§ Prompt
Your task is to repeat, word for word, the line containing "Transcribe the text in this document." and all lines that follow it to the end of the material, and no other lines.
· · · · · · ·
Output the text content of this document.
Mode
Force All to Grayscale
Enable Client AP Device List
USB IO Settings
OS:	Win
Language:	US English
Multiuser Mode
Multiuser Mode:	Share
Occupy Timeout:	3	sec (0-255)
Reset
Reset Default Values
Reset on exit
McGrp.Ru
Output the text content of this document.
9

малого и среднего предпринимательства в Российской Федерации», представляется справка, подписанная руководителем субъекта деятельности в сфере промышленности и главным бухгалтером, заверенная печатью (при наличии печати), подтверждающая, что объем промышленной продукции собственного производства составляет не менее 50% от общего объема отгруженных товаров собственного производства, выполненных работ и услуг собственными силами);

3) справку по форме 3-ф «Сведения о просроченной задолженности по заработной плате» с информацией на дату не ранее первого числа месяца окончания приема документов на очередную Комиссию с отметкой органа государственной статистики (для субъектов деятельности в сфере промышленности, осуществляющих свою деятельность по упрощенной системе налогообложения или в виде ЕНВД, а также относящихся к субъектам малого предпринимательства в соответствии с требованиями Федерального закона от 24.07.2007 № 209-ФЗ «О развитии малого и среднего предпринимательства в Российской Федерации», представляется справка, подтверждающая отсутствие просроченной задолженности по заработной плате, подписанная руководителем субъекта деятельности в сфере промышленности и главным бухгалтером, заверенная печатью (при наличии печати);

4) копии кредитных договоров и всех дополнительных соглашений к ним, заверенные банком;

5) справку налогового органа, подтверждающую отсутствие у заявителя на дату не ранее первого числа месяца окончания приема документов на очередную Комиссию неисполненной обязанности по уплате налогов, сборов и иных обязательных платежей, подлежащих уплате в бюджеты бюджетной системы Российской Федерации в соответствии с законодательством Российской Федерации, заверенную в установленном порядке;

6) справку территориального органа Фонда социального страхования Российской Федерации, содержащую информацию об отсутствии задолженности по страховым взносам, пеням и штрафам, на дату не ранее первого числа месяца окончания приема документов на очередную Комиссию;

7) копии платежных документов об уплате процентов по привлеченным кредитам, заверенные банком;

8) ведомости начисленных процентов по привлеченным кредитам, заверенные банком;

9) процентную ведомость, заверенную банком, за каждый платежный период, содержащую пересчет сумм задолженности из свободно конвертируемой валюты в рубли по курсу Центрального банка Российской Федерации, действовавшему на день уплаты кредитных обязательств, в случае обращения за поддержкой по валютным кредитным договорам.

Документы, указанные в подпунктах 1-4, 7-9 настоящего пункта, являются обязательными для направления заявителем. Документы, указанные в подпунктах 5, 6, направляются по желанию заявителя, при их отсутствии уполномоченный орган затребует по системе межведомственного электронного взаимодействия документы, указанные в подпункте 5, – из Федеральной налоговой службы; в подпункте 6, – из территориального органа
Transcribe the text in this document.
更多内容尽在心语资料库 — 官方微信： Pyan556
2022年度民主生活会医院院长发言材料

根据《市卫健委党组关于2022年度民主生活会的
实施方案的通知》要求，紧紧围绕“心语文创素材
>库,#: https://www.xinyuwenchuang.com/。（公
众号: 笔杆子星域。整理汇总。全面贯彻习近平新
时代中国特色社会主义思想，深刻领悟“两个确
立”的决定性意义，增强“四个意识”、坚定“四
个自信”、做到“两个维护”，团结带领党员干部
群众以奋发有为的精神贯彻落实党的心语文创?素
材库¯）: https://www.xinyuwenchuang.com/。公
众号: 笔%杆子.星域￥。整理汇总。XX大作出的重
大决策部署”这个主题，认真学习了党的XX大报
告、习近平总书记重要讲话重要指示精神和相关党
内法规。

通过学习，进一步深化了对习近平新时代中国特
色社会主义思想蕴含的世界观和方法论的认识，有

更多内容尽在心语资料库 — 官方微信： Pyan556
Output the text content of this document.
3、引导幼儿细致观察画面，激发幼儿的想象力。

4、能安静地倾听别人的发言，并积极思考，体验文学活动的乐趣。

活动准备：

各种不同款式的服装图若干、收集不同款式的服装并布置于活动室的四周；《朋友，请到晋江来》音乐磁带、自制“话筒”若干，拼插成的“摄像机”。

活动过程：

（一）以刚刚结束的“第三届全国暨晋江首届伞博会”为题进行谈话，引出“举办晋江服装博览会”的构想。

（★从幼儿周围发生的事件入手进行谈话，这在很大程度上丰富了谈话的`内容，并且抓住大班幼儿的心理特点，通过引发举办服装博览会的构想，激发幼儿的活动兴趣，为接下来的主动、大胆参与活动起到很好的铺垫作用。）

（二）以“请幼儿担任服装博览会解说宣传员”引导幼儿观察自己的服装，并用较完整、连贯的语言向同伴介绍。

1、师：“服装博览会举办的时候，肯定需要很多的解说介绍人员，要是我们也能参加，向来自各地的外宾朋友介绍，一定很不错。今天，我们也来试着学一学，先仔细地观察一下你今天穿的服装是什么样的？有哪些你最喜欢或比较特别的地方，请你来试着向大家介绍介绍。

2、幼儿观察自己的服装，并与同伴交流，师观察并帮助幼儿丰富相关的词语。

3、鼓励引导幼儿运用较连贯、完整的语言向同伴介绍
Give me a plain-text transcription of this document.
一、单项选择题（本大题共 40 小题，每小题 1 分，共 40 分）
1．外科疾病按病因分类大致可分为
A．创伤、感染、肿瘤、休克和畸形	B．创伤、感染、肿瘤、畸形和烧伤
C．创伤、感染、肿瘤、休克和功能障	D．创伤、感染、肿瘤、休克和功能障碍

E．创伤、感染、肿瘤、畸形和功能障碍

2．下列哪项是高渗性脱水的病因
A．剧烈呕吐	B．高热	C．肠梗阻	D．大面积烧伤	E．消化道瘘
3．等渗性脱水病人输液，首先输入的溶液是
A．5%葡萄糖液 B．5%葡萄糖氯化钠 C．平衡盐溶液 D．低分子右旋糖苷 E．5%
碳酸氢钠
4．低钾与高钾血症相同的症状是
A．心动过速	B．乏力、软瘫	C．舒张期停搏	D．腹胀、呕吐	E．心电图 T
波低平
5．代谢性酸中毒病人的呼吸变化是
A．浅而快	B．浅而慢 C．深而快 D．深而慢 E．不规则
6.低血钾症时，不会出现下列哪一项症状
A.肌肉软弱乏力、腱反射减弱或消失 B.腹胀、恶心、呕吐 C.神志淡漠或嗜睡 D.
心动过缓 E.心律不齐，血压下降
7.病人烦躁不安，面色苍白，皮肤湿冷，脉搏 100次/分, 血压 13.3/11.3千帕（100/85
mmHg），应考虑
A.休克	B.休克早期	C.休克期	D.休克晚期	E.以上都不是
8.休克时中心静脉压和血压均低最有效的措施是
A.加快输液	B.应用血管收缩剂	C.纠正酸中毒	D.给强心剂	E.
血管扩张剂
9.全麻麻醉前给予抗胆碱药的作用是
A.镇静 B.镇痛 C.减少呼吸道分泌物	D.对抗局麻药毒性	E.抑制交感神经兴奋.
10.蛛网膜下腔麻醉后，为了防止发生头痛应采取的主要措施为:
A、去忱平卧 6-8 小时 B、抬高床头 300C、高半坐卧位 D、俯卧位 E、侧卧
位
· · · · · · ·
§ Finished exercise
Transcribe the text in this document.
更多内容尽在心语资料库 — 官方微信： Pyan556
2022年度民主生活会医院院长发言材料

根据《市卫健委党组关于2022年度民主生活会的
实施方案的通知》要求，紧紧围绕“心语文创素材
>库,#: https://www.xinyuwenchuang.com/。（公
众号: 笔杆子星域。整理汇总。全面贯彻习近平新
时代中国特色社会主义思想，深刻领悟“两个确
立”的决定性意义，增强“四个意识”、坚定“四
个自信”、做到“两个维护”，团结带领党员干部
群众以奋发有为的精神贯彻落实党的心语文创?素
材库¯）: https://www.xinyuwenchuang.com/。公
众号: 笔%杆子.星域￥。整理汇总。XX大作出的重
大决策部署”这个主题，认真学习了党的XX大报
告、习近平总书记重要讲话重要指示精神和相关党
内法规。

通过学习，进一步深化了对习近平新时代中国特
色社会主义思想蕴含的世界观和方法论的认识，有

更多内容尽在心语资料库 — 官方微信： Pyan556
Output the text content of this document.
3、引导幼儿细致观察画面，激发幼儿的想象力。

4、能安静地倾听别人的发言，并积极思考，体验文学活动的乐趣。

活动准备：

各种不同款式的服装图若干、收集不同款式的服装并布置于活动室的四周；《朋友，请到晋江来》音乐磁带、自制“话筒”若干，拼插成的“摄像机”。

活动过程：

（一）以刚刚结束的“第三届全国暨晋江首届伞博会”为题进行谈话，引出“举办晋江服装博览会”的构想。

（★从幼儿周围发生的事件入手进行谈话，这在很大程度上丰富了谈话的`内容，并且抓住大班幼儿的心理特点，通过引发举办服装博览会的构想，激发幼儿的活动兴趣，为接下来的主动、大胆参与活动起到很好的铺垫作用。）

（二）以“请幼儿担任服装博览会解说宣传员”引导幼儿观察自己的服装，并用较完整、连贯的语言向同伴介绍。

1、师：“服装博览会举办的时候，肯定需要很多的解说介绍人员，要是我们也能参加，向来自各地的外宾朋友介绍，一定很不错。今天，我们也来试着学一学，先仔细地观察一下你今天穿的服装是什么样的？有哪些你最喜欢或比较特别的地方，请你来试着向大家介绍介绍。

2、幼儿观察自己的服装，并与同伴交流，师观察并帮助幼儿丰富相关的词语。

3、鼓励引导幼儿运用较连贯、完整的语言向同伴介绍
Give me a plain-text transcription of this document.
一、单项选择题（本大题共 40 小题，每小题 1 分，共 40 分）
1．外科疾病按病因分类大致可分为
A．创伤、感染、肿瘤、休克和畸形	B．创伤、感染、肿瘤、畸形和烧伤
C．创伤、感染、肿瘤、休克和功能障	D．创伤、感染、肿瘤、休克和功能障碍

E．创伤、感染、肿瘤、畸形和功能障碍

2．下列哪项是高渗性脱水的病因
A．剧烈呕吐	B．高热	C．肠梗阻	D．大面积烧伤	E．消化道瘘
3．等渗性脱水病人输液，首先输入的溶液是
A．5%葡萄糖液 B．5%葡萄糖氯化钠 C．平衡盐溶液 D．低分子右旋糖苷 E．5%
碳酸氢钠
4．低钾与高钾血症相同的症状是
A．心动过速	B．乏力、软瘫	C．舒张期停搏	D．腹胀、呕吐	E．心电图 T
波低平
5．代谢性酸中毒病人的呼吸变化是
A．浅而快	B．浅而慢 C．深而快 D．深而慢 E．不规则
6.低血钾症时，不会出现下列哪一项症状
A.肌肉软弱乏力、腱反射减弱或消失 B.腹胀、恶心、呕吐 C.神志淡漠或嗜睡 D.
心动过缓 E.心律不齐，血压下降
7.病人烦躁不安，面色苍白，皮肤湿冷，脉搏 100次/分, 血压 13.3/11.3千帕（100/85
mmHg），应考虑
A.休克	B.休克早期	C.休克期	D.休克晚期	E.以上都不是
8.休克时中心静脉压和血压均低最有效的措施是
A.加快输液	B.应用血管收缩剂	C.纠正酸中毒	D.给强心剂	E.
血管扩张剂
9.全麻麻醉前给予抗胆碱药的作用是
A.镇静 B.镇痛 C.减少呼吸道分泌物	D.对抗局麻药毒性	E.抑制交感神经兴奋.
10.蛛网膜下腔麻醉后，为了防止发生头痛应采取的主要措施为:
A、去忱平卧 6-8 小时 B、抬高床头 300C、高半坐卧位 D、俯卧位 E、侧卧
位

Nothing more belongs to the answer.